**Set task:** Tally the lines in the listing below that contain "Intelligence" and report the tally alone.

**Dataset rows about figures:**
────────────────────────────────────────
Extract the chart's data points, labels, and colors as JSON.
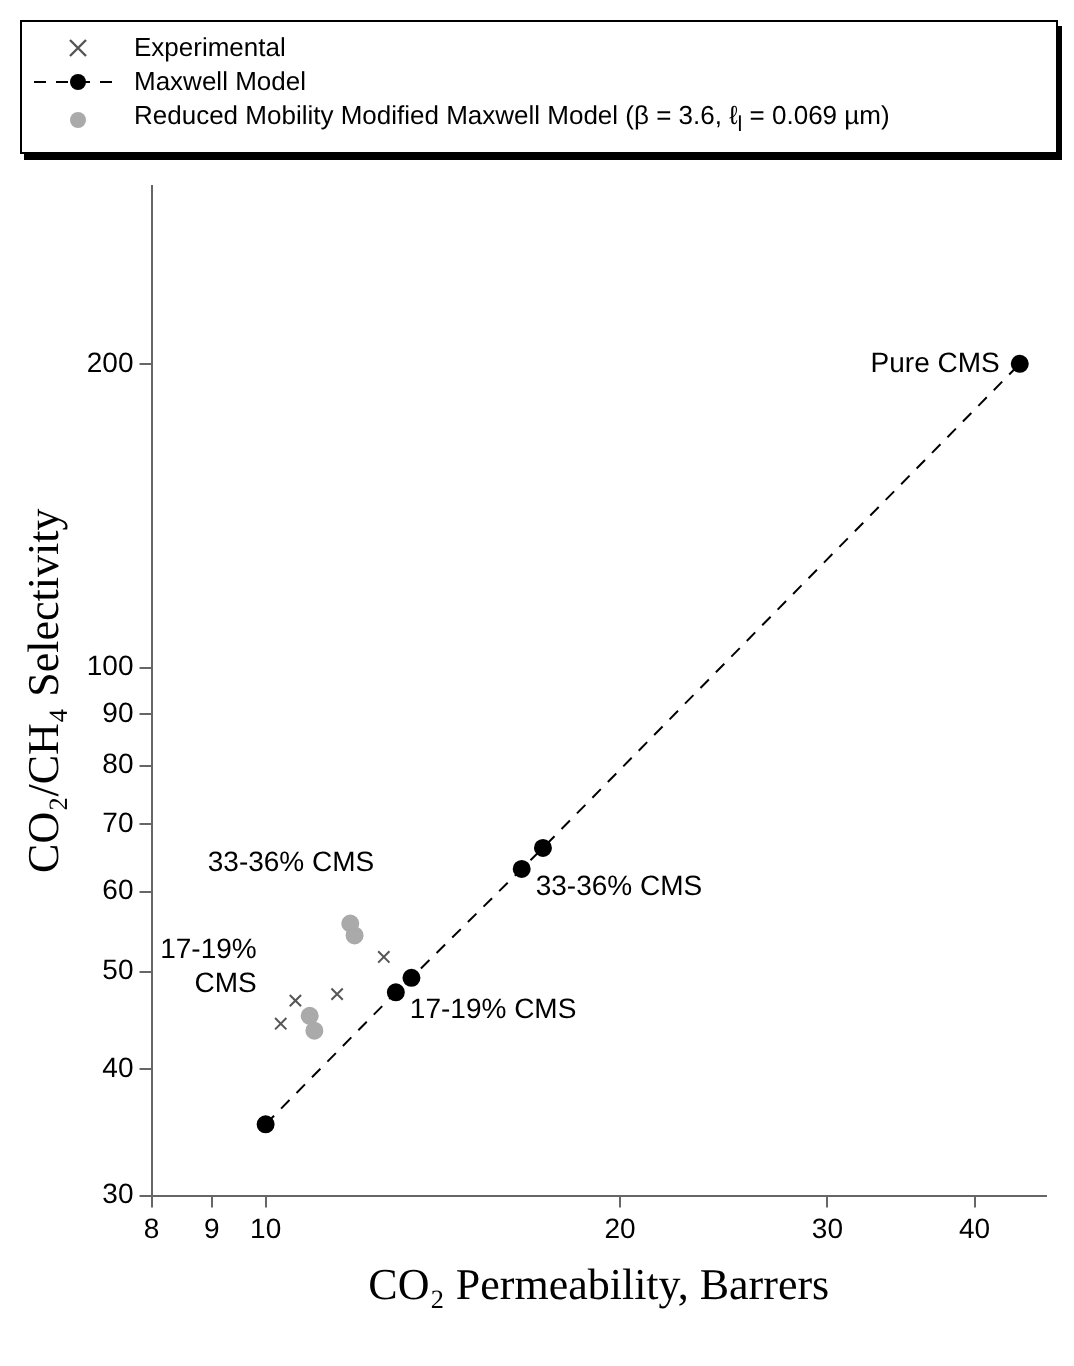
{
  "chart_data": {
    "type": "scatter",
    "xlabel": "CO₂ Permeability, Barrers",
    "ylabel": "CO₂/CH₄ Selectivity",
    "log": "xy",
    "grid": false,
    "legend": "top",
    "xlim": [
      8,
      46
    ],
    "xticks": [
      8,
      9,
      10,
      20,
      30,
      40
    ],
    "ylim": [
      30,
      300
    ],
    "yticks": [
      30,
      40,
      50,
      60,
      70,
      80,
      90,
      100,
      200
    ],
    "series": [
      {
        "name": "Experimental",
        "marker": "cross",
        "color": "#555555",
        "x": [
          10.3,
          10.6,
          11.5,
          12.6
        ],
        "values": [
          44.4,
          46.8,
          47.5,
          51.7
        ]
      },
      {
        "name": "Maxwell Model",
        "type": "line",
        "marker": "circle",
        "line_style": "dashed",
        "color": "#000000",
        "x": [
          10,
          12.9,
          13.3,
          16.5,
          17.2,
          43.7
        ],
        "values": [
          35.3,
          47.7,
          49.3,
          63.2,
          66.3,
          200
        ]
      },
      {
        "name": "Reduced Mobility Modified Maxwell Model (β = 3.6, ℓ$_{l}$ = 0.069 µm)",
        "marker": "circle",
        "color": "#aaaaaa",
        "x": [
          10.9,
          11.0,
          11.8,
          11.9
        ],
        "values": [
          45.2,
          43.7,
          55.8,
          54.3
        ]
      }
    ],
    "annotations": [
      {
        "text": "Pure CMS",
        "x": 43.7,
        "y": 200
      },
      {
        "text": "33-36% CMS",
        "x": 16.5,
        "y": 63.2
      },
      {
        "text": "17-19% CMS",
        "x": 12.9,
        "y": 47.7
      },
      {
        "text": "33-36% CMS",
        "x": 11.8,
        "y": 55.8
      },
      {
        "text": "17-19%\nCMS",
        "x": 10.3,
        "y": 44.4
      }
    ]
  }
}
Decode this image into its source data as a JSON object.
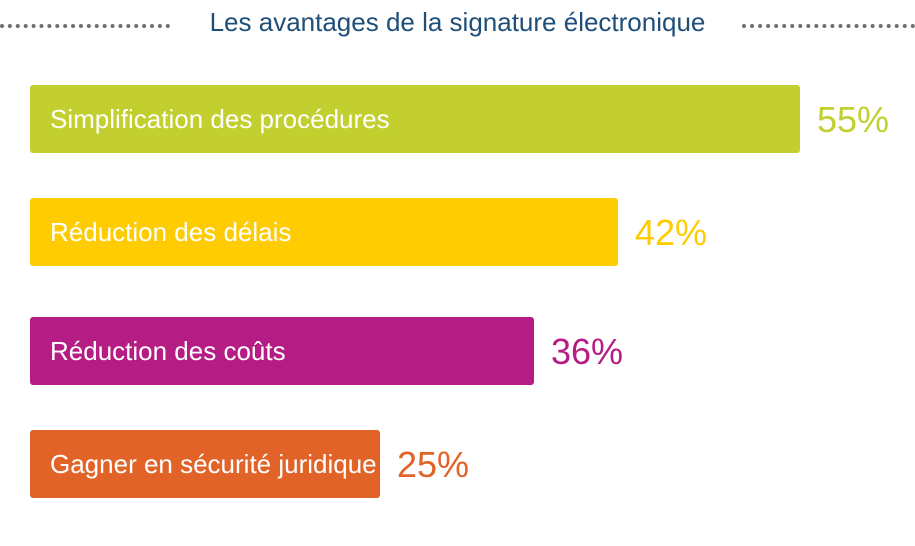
{
  "chart_data": {
    "type": "bar",
    "orientation": "horizontal",
    "title": "Les avantages de la signature électronique",
    "categories": [
      "Simplification des procédures",
      "Réduction des délais",
      "Réduction des coûts",
      "Gagner en sécurité juridique"
    ],
    "values": [
      55,
      42,
      36,
      25
    ],
    "value_labels": [
      "55%",
      "42%",
      "36%",
      "25%"
    ],
    "colors": [
      "#c2cf2f",
      "#fecc00",
      "#b51d84",
      "#e26328"
    ],
    "unit": "%"
  }
}
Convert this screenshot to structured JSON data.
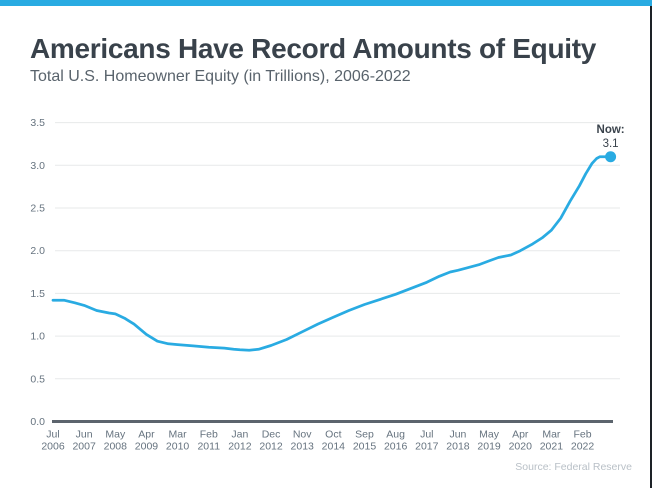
{
  "page": {
    "accent_color": "#29abe2",
    "title": "Americans Have Record Amounts of Equity",
    "subtitle": "Total U.S. Homeowner Equity (in Trillions), 2006-2022",
    "source": "Source: Federal Reserve"
  },
  "chart_data": {
    "type": "line",
    "title": "Americans Have Record Amounts of Equity",
    "subtitle": "Total U.S. Homeowner Equity (in Trillions), 2006-2022",
    "xlabel": "",
    "ylabel": "",
    "ylim": [
      0.0,
      3.5
    ],
    "yticks": [
      "0.0",
      "0.5",
      "1.0",
      "1.5",
      "2.0",
      "2.5",
      "3.0",
      "3.5"
    ],
    "grid": true,
    "legend": false,
    "line_color": "#29abe2",
    "gridline_color": "#e7e9ea",
    "axis_color": "#5c646d",
    "tick_label_color": "#66737f",
    "annotation_color": "#3a434c",
    "x_ticks": [
      {
        "month": "Jul",
        "year": "2006"
      },
      {
        "month": "Jun",
        "year": "2007"
      },
      {
        "month": "May",
        "year": "2008"
      },
      {
        "month": "Apr",
        "year": "2009"
      },
      {
        "month": "Mar",
        "year": "2010"
      },
      {
        "month": "Feb",
        "year": "2011"
      },
      {
        "month": "Jan",
        "year": "2012"
      },
      {
        "month": "Dec",
        "year": "2012"
      },
      {
        "month": "Nov",
        "year": "2013"
      },
      {
        "month": "Oct",
        "year": "2014"
      },
      {
        "month": "Sep",
        "year": "2015"
      },
      {
        "month": "Aug",
        "year": "2016"
      },
      {
        "month": "Jul",
        "year": "2017"
      },
      {
        "month": "Jun",
        "year": "2018"
      },
      {
        "month": "May",
        "year": "2019"
      },
      {
        "month": "Apr",
        "year": "2020"
      },
      {
        "month": "Mar",
        "year": "2021"
      },
      {
        "month": "Feb",
        "year": "2022"
      }
    ],
    "values_at_ticks": [
      1.42,
      1.36,
      1.26,
      1.02,
      0.9,
      0.87,
      0.84,
      0.89,
      1.05,
      1.22,
      1.37,
      1.49,
      1.63,
      1.77,
      1.88,
      2.0,
      2.24,
      2.8
    ],
    "annotation": {
      "label": "Now:",
      "value": "3.1"
    },
    "end_value": 3.1,
    "samples": [
      [
        0,
        1.42
      ],
      [
        0.35,
        1.42
      ],
      [
        0.7,
        1.39
      ],
      [
        1,
        1.36
      ],
      [
        1.4,
        1.3
      ],
      [
        1.8,
        1.27
      ],
      [
        2,
        1.26
      ],
      [
        2.3,
        1.21
      ],
      [
        2.6,
        1.14
      ],
      [
        3,
        1.02
      ],
      [
        3.35,
        0.94
      ],
      [
        3.7,
        0.91
      ],
      [
        4,
        0.9
      ],
      [
        4.5,
        0.885
      ],
      [
        5,
        0.87
      ],
      [
        5.5,
        0.86
      ],
      [
        5.8,
        0.845
      ],
      [
        6,
        0.84
      ],
      [
        6.3,
        0.835
      ],
      [
        6.6,
        0.845
      ],
      [
        7,
        0.89
      ],
      [
        7.5,
        0.96
      ],
      [
        8,
        1.05
      ],
      [
        8.5,
        1.14
      ],
      [
        9,
        1.22
      ],
      [
        9.5,
        1.3
      ],
      [
        10,
        1.37
      ],
      [
        10.5,
        1.43
      ],
      [
        11,
        1.49
      ],
      [
        11.5,
        1.56
      ],
      [
        12,
        1.63
      ],
      [
        12.4,
        1.7
      ],
      [
        12.75,
        1.75
      ],
      [
        13,
        1.77
      ],
      [
        13.3,
        1.8
      ],
      [
        13.7,
        1.84
      ],
      [
        14,
        1.88
      ],
      [
        14.3,
        1.92
      ],
      [
        14.7,
        1.95
      ],
      [
        15,
        2.0
      ],
      [
        15.4,
        2.08
      ],
      [
        15.7,
        2.15
      ],
      [
        16,
        2.24
      ],
      [
        16.3,
        2.38
      ],
      [
        16.6,
        2.58
      ],
      [
        16.9,
        2.76
      ],
      [
        17.1,
        2.9
      ],
      [
        17.3,
        3.02
      ],
      [
        17.45,
        3.08
      ],
      [
        17.55,
        3.1
      ],
      [
        17.9,
        3.1
      ]
    ]
  }
}
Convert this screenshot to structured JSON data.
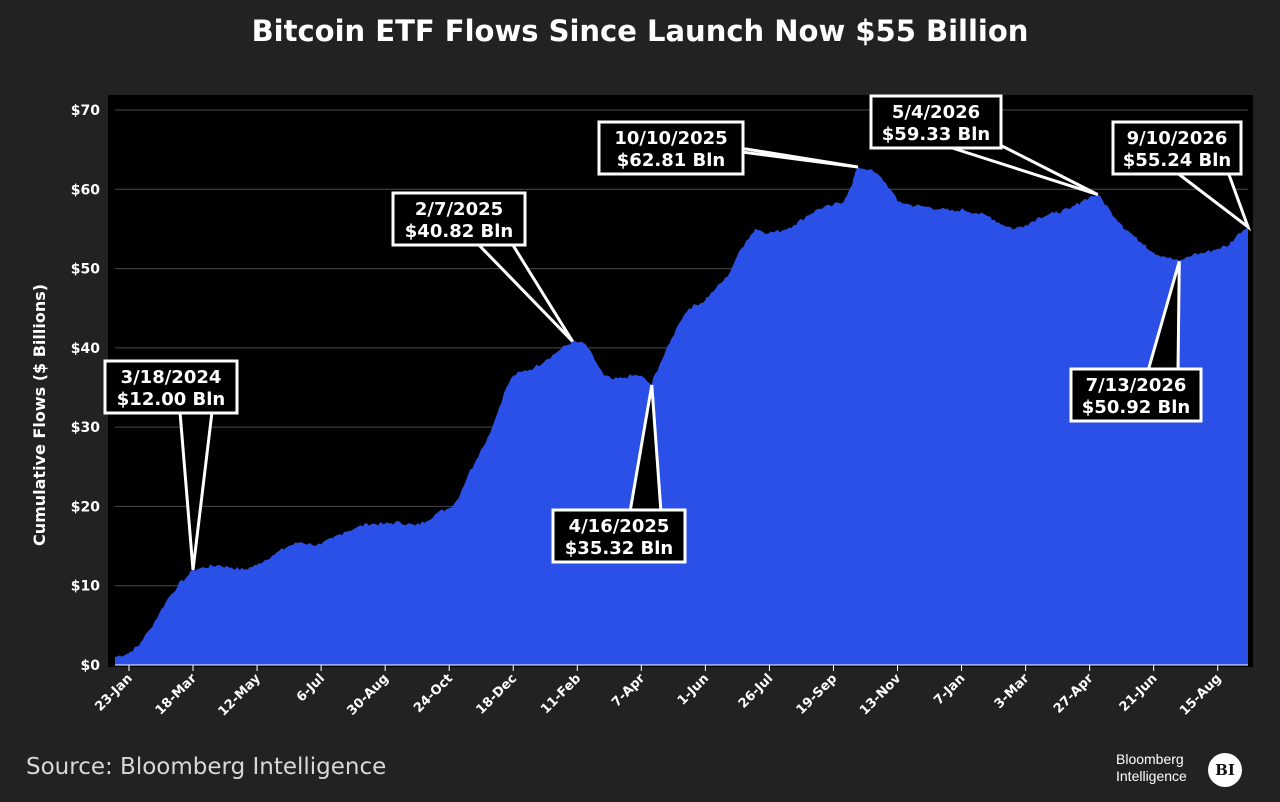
{
  "chart_data": {
    "type": "area",
    "title": "Bitcoin ETF Flows Since Launch Now $55 Billion",
    "xlabel": "",
    "ylabel": "Cumulative Flows ($ Billions)",
    "ylim": [
      0,
      70
    ],
    "y_ticks": [
      0,
      10,
      20,
      30,
      40,
      50,
      60,
      70
    ],
    "y_tick_labels": [
      "$0",
      "$10",
      "$20",
      "$30",
      "$40",
      "$50",
      "$60",
      "$70"
    ],
    "x_ticks": [
      "2024-01-23",
      "2024-03-18",
      "2024-05-12",
      "2024-07-06",
      "2024-08-30",
      "2024-10-24",
      "2024-12-18",
      "2025-02-11",
      "2025-04-07",
      "2025-06-01",
      "2025-07-26",
      "2025-09-19",
      "2025-11-13",
      "2026-01-07",
      "2026-03-03",
      "2026-04-27",
      "2026-06-21",
      "2026-08-15"
    ],
    "x_tick_labels": [
      "23-Jan",
      "18-Mar",
      "12-May",
      "6-Jul",
      "30-Aug",
      "24-Oct",
      "18-Dec",
      "11-Feb",
      "7-Apr",
      "1-Jun",
      "26-Jul",
      "19-Sep",
      "13-Nov",
      "7-Jan",
      "3-Mar",
      "27-Apr",
      "21-Jun",
      "15-Aug"
    ],
    "xlim": [
      "2024-01-11",
      "2026-09-10"
    ],
    "grid": "horizontal",
    "series": [
      {
        "color": "#2b50e8",
        "x": [
          "2024-01-11",
          "2024-01-23",
          "2024-02-01",
          "2024-02-10",
          "2024-02-18",
          "2024-02-26",
          "2024-03-05",
          "2024-03-12",
          "2024-03-18",
          "2024-03-28",
          "2024-04-08",
          "2024-04-20",
          "2024-05-01",
          "2024-05-12",
          "2024-05-25",
          "2024-06-08",
          "2024-06-18",
          "2024-06-28",
          "2024-07-06",
          "2024-07-16",
          "2024-07-26",
          "2024-08-05",
          "2024-08-15",
          "2024-08-30",
          "2024-09-12",
          "2024-09-25",
          "2024-10-05",
          "2024-10-14",
          "2024-10-24",
          "2024-11-01",
          "2024-11-08",
          "2024-11-15",
          "2024-11-22",
          "2024-11-30",
          "2024-12-06",
          "2024-12-12",
          "2024-12-18",
          "2024-12-26",
          "2025-01-05",
          "2025-01-15",
          "2025-01-25",
          "2025-02-07",
          "2025-02-18",
          "2025-02-26",
          "2025-03-06",
          "2025-03-14",
          "2025-03-22",
          "2025-03-30",
          "2025-04-07",
          "2025-04-16",
          "2025-04-23",
          "2025-05-01",
          "2025-05-09",
          "2025-05-18",
          "2025-06-01",
          "2025-06-10",
          "2025-06-20",
          "2025-06-28",
          "2025-07-06",
          "2025-07-14",
          "2025-07-26",
          "2025-08-06",
          "2025-08-16",
          "2025-08-26",
          "2025-09-06",
          "2025-09-19",
          "2025-09-28",
          "2025-10-05",
          "2025-10-10",
          "2025-10-20",
          "2025-10-30",
          "2025-11-07",
          "2025-11-13",
          "2025-11-25",
          "2025-12-08",
          "2025-12-20",
          "2026-01-01",
          "2026-01-07",
          "2026-01-20",
          "2026-02-01",
          "2026-02-12",
          "2026-02-22",
          "2026-03-03",
          "2026-03-15",
          "2026-03-28",
          "2026-04-10",
          "2026-04-20",
          "2026-04-27",
          "2026-05-04",
          "2026-05-14",
          "2026-05-25",
          "2026-06-05",
          "2026-06-14",
          "2026-06-21",
          "2026-07-01",
          "2026-07-13",
          "2026-07-25",
          "2026-08-04",
          "2026-08-15",
          "2026-08-25",
          "2026-09-03",
          "2026-09-10"
        ],
        "values": [
          1.0,
          1.5,
          2.5,
          4.5,
          6.5,
          8.5,
          10.0,
          11.0,
          12.0,
          12.3,
          12.6,
          12.3,
          12.0,
          12.6,
          13.8,
          15.0,
          15.5,
          15.2,
          15.2,
          16.0,
          16.8,
          17.3,
          17.8,
          17.8,
          18.0,
          17.6,
          18.2,
          19.2,
          19.8,
          21.0,
          23.5,
          25.5,
          27.5,
          30.0,
          32.5,
          35.0,
          36.5,
          37.0,
          37.5,
          38.5,
          39.5,
          40.82,
          40.5,
          38.5,
          36.5,
          36.0,
          36.2,
          36.5,
          36.5,
          35.32,
          38.0,
          40.5,
          43.0,
          45.0,
          46.0,
          47.5,
          49.0,
          51.5,
          53.5,
          55.0,
          54.5,
          54.8,
          55.5,
          56.5,
          57.5,
          58.0,
          58.5,
          60.5,
          62.81,
          62.5,
          61.5,
          60.0,
          58.5,
          58.0,
          57.8,
          57.5,
          57.2,
          57.5,
          57.0,
          56.5,
          55.5,
          55.0,
          55.5,
          56.5,
          57.0,
          57.5,
          58.5,
          59.0,
          59.33,
          57.5,
          55.5,
          54.0,
          53.0,
          52.0,
          51.5,
          50.92,
          51.8,
          52.0,
          52.5,
          53.0,
          54.5,
          55.24
        ]
      }
    ],
    "annotations": [
      {
        "x": "2024-03-18",
        "y": 12.0,
        "date": "3/18/2024",
        "value": "$12.00 Bln"
      },
      {
        "x": "2025-02-07",
        "y": 40.82,
        "date": "2/7/2025",
        "value": "$40.82 Bln"
      },
      {
        "x": "2025-04-16",
        "y": 35.32,
        "date": "4/16/2025",
        "value": "$35.32 Bln"
      },
      {
        "x": "2025-10-10",
        "y": 62.81,
        "date": "10/10/2025",
        "value": "$62.81 Bln"
      },
      {
        "x": "2026-05-04",
        "y": 59.33,
        "date": "5/4/2026",
        "value": "$59.33 Bln"
      },
      {
        "x": "2026-07-13",
        "y": 50.92,
        "date": "7/13/2026",
        "value": "$50.92 Bln"
      },
      {
        "x": "2026-09-10",
        "y": 55.24,
        "date": "9/10/2026",
        "value": "$55.24 Bln"
      }
    ]
  },
  "footer": {
    "source": "Source: Bloomberg Intelligence",
    "logo_line1": "Bloomberg",
    "logo_line2": "Intelligence",
    "logo_badge": "BI"
  }
}
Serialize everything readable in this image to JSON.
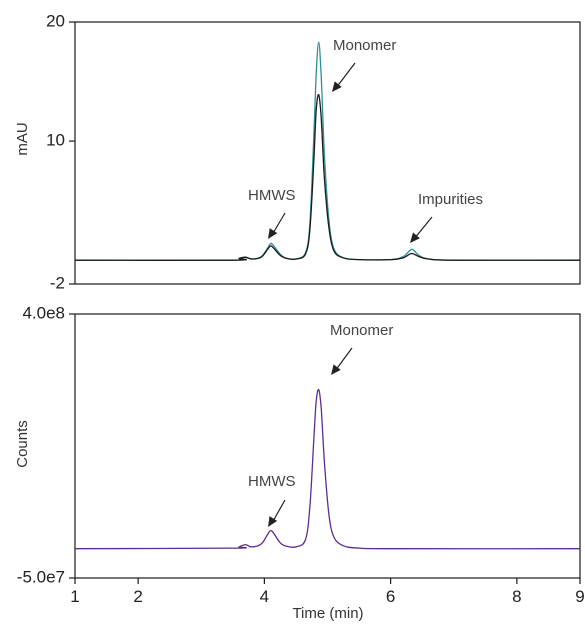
{
  "chart_data": [
    {
      "type": "line",
      "title": "",
      "xlabel": "",
      "ylabel": "mAU",
      "xlim": [
        1,
        9
      ],
      "ylim": [
        -2,
        20
      ],
      "y_tick_labels": [
        "20",
        "10",
        "-2"
      ],
      "y_ticks": [
        20,
        10,
        -2
      ],
      "grid": false,
      "series": [
        {
          "color": "#2e8f96",
          "x": [
            1.0,
            3.5,
            3.6,
            3.7,
            3.8,
            3.95,
            4.05,
            4.1,
            4.15,
            4.25,
            4.35,
            4.5,
            4.65,
            4.72,
            4.78,
            4.82,
            4.86,
            4.9,
            4.95,
            5.02,
            5.1,
            5.25,
            5.5,
            6.0,
            6.2,
            6.3,
            6.35,
            6.45,
            6.6,
            7.0,
            9.0
          ],
          "y": [
            0.0,
            0.0,
            0.15,
            0.25,
            0.1,
            0.3,
            1.0,
            1.4,
            1.2,
            0.5,
            0.15,
            0.1,
            0.6,
            3.0,
            10.0,
            15.5,
            18.3,
            15.5,
            9.0,
            3.5,
            1.0,
            0.2,
            0.05,
            0.05,
            0.3,
            0.8,
            0.9,
            0.4,
            0.1,
            0.0,
            0.0
          ]
        },
        {
          "color": "#1a1a1a",
          "x": [
            1.0,
            3.5,
            3.6,
            3.7,
            3.8,
            3.95,
            4.05,
            4.1,
            4.15,
            4.25,
            4.35,
            4.5,
            4.65,
            4.72,
            4.78,
            4.82,
            4.86,
            4.9,
            4.95,
            5.02,
            5.1,
            5.25,
            5.5,
            6.0,
            6.2,
            6.3,
            6.35,
            6.45,
            6.6,
            7.0,
            9.0
          ],
          "y": [
            0.0,
            0.0,
            0.15,
            0.25,
            0.1,
            0.25,
            0.9,
            1.2,
            1.0,
            0.4,
            0.15,
            0.1,
            0.5,
            2.5,
            8.0,
            12.5,
            13.9,
            12.0,
            7.0,
            2.8,
            0.8,
            0.2,
            0.05,
            0.05,
            0.2,
            0.5,
            0.55,
            0.3,
            0.1,
            0.0,
            0.0
          ]
        }
      ],
      "annotations": [
        {
          "text": "Monomer",
          "target": [
            4.95,
            14.2
          ]
        },
        {
          "text": "HMWS",
          "target": [
            4.1,
            1.7
          ]
        },
        {
          "text": "Impurities",
          "target": [
            6.3,
            1.3
          ]
        }
      ]
    },
    {
      "type": "line",
      "title": "",
      "xlabel": "Time (min)",
      "ylabel": "Counts",
      "xlim": [
        1,
        9
      ],
      "ylim": [
        -50000000,
        400000000
      ],
      "x_ticks": [
        1,
        2,
        4,
        6,
        8,
        9
      ],
      "x_tick_labels": [
        "1",
        "2",
        "4",
        "6",
        "8",
        "9"
      ],
      "y_ticks": [
        400000000,
        -50000000
      ],
      "y_tick_labels": [
        "4.0e8",
        "-5.0e7"
      ],
      "tick_label_color": "#b0409b",
      "grid": false,
      "series": [
        {
          "color": "#5c2d91",
          "x": [
            1.0,
            3.5,
            3.6,
            3.7,
            3.8,
            3.95,
            4.05,
            4.1,
            4.15,
            4.25,
            4.35,
            4.5,
            4.65,
            4.72,
            4.78,
            4.82,
            4.86,
            4.9,
            4.95,
            5.02,
            5.1,
            5.25,
            5.5,
            6.0,
            9.0
          ],
          "y": [
            0,
            1000000,
            3000000,
            7000000,
            3000000,
            8000000,
            24000000,
            31000000,
            26000000,
            10000000,
            4000000,
            3000000,
            15000000,
            70000000,
            180000000,
            250000000,
            271000000,
            240000000,
            150000000,
            60000000,
            20000000,
            5000000,
            1000000,
            0,
            0
          ]
        }
      ],
      "annotations": [
        {
          "text": "Monomer",
          "target": [
            4.95,
            240000000
          ]
        },
        {
          "text": "HMWS",
          "target": [
            4.1,
            36000000
          ]
        }
      ]
    }
  ]
}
────────────────────────────────────────
**Written reply:** 2